◆ Challenge:
All of the entries must be reproduced exactly, with no images carried over.

# # # # # # #

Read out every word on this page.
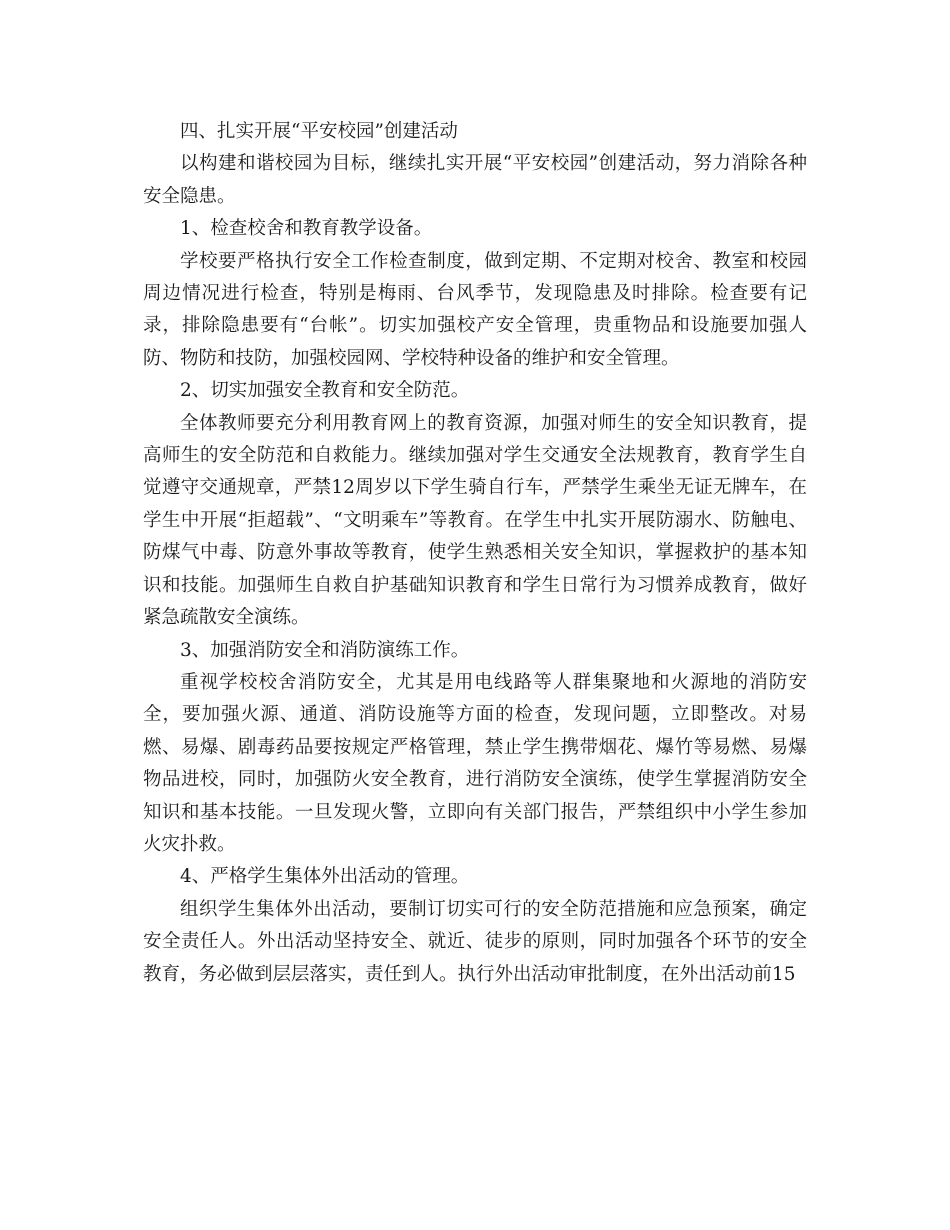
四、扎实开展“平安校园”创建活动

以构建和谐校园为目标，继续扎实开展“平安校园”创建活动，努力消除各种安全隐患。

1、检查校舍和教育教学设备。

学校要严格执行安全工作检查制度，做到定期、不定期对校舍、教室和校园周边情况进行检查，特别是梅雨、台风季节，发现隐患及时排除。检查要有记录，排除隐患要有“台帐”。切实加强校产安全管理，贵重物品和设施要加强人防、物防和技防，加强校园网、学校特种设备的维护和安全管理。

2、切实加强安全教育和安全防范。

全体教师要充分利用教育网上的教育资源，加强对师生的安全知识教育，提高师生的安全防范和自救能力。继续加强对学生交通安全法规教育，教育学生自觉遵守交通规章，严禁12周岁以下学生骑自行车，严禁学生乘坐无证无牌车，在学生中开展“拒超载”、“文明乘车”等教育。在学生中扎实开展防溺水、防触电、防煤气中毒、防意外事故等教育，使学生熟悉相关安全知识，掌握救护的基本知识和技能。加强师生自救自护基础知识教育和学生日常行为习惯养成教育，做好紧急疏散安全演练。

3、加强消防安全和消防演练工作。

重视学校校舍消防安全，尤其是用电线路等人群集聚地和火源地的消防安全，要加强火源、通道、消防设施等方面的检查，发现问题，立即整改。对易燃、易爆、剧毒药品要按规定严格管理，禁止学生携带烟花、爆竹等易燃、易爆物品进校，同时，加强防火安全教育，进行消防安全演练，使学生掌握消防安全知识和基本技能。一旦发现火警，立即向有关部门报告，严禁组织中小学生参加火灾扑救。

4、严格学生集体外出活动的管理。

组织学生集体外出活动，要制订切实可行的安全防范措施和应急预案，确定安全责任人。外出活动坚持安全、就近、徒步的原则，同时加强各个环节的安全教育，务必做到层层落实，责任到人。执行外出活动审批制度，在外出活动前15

# # # # # # #

◆ Written response:
Read out every word on this page.
四、扎实开展“平安校园”创建活动

以构建和谐校园为目标，继续扎实开展“平安校园”创建活动，努力消除各种安全隐患。

1、检查校舍和教育教学设备。

学校要严格执行安全工作检查制度，做到定期、不定期对校舍、教室和校园周边情况进行检查，特别是梅雨、台风季节，发现隐患及时排除。检查要有记录，排除隐患要有“台帐”。切实加强校产安全管理，贵重物品和设施要加强人防、物防和技防，加强校园网、学校特种设备的维护和安全管理。

2、切实加强安全教育和安全防范。

全体教师要充分利用教育网上的教育资源，加强对师生的安全知识教育，提高师生的安全防范和自救能力。继续加强对学生交通安全法规教育，教育学生自觉遵守交通规章，严禁12周岁以下学生骑自行车，严禁学生乘坐无证无牌车，在学生中开展“拒超载”、“文明乘车”等教育。在学生中扎实开展防溺水、防触电、防煤气中毒、防意外事故等教育，使学生熟悉相关安全知识，掌握救护的基本知识和技能。加强师生自救自护基础知识教育和学生日常行为习惯养成教育，做好紧急疏散安全演练。

3、加强消防安全和消防演练工作。

重视学校校舍消防安全，尤其是用电线路等人群集聚地和火源地的消防安全，要加强火源、通道、消防设施等方面的检查，发现问题，立即整改。对易燃、易爆、剧毒药品要按规定严格管理，禁止学生携带烟花、爆竹等易燃、易爆物品进校，同时，加强防火安全教育，进行消防安全演练，使学生掌握消防安全知识和基本技能。一旦发现火警，立即向有关部门报告，严禁组织中小学生参加火灾扑救。

4、严格学生集体外出活动的管理。

组织学生集体外出活动，要制订切实可行的安全防范措施和应急预案，确定安全责任人。外出活动坚持安全、就近、徒步的原则，同时加强各个环节的安全教育，务必做到层层落实，责任到人。执行外出活动审批制度，在外出活动前15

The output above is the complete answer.